Records about charts and figures:
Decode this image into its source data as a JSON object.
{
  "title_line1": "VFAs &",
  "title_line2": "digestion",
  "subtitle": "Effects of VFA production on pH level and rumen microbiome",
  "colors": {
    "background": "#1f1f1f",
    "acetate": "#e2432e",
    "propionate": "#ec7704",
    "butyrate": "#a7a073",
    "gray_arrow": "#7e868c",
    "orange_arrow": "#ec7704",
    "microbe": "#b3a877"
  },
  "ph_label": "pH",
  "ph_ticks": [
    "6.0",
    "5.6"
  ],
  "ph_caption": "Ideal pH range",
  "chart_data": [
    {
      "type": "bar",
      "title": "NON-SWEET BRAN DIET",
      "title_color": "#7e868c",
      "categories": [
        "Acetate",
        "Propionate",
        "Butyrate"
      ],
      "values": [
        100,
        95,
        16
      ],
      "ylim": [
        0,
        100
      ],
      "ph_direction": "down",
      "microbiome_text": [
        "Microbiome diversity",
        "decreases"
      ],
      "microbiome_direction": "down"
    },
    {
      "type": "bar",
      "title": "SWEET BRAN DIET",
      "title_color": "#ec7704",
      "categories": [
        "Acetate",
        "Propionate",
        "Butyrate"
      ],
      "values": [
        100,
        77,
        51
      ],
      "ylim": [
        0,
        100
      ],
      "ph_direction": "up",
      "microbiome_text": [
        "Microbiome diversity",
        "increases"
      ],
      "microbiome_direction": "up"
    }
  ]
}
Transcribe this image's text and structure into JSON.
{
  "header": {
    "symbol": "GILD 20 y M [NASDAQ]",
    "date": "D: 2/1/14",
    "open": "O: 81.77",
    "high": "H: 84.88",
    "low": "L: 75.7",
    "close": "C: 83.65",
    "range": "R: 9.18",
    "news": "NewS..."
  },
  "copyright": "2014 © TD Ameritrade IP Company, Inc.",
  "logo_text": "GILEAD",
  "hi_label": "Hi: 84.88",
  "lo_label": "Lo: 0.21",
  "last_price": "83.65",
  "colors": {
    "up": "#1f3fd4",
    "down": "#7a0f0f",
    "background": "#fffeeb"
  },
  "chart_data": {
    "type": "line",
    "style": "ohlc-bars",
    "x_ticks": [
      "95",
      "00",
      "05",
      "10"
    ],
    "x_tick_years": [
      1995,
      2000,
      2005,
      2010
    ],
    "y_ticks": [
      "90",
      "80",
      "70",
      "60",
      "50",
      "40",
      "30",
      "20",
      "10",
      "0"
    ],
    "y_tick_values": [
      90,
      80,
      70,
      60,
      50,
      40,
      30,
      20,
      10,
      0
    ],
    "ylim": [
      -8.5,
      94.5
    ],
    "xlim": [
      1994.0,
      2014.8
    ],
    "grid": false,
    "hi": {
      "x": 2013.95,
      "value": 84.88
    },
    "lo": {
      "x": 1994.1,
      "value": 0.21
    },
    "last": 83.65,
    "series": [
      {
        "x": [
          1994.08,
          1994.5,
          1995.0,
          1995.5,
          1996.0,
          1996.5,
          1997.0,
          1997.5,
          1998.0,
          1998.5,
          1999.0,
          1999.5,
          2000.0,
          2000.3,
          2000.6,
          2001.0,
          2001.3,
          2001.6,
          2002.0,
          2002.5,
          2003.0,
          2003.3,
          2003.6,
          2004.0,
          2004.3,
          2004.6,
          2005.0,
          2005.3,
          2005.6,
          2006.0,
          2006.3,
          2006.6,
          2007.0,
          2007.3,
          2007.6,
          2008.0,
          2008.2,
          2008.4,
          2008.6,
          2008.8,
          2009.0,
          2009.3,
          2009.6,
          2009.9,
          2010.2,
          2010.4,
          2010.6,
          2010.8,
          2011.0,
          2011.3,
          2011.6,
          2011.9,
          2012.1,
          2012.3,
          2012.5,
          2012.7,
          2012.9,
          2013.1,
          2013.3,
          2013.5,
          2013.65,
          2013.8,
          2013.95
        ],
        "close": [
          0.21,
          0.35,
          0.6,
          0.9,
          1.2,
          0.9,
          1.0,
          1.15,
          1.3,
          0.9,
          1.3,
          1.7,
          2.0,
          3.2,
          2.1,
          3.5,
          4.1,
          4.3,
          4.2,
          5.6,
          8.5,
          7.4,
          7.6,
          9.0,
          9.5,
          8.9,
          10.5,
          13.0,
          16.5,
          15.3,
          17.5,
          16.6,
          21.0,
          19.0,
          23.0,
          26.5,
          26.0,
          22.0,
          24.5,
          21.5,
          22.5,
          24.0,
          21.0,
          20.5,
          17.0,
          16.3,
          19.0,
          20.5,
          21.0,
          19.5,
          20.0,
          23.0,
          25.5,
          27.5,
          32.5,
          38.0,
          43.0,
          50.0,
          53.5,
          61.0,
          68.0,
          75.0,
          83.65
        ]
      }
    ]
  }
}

WHAT YOU NEED TO DO:
Look through the records and gather each line with the word "image".

ANSWER BELOW:
Decode this image into its source data as a JSON object.
Transcribe this image's text and structure into JSON.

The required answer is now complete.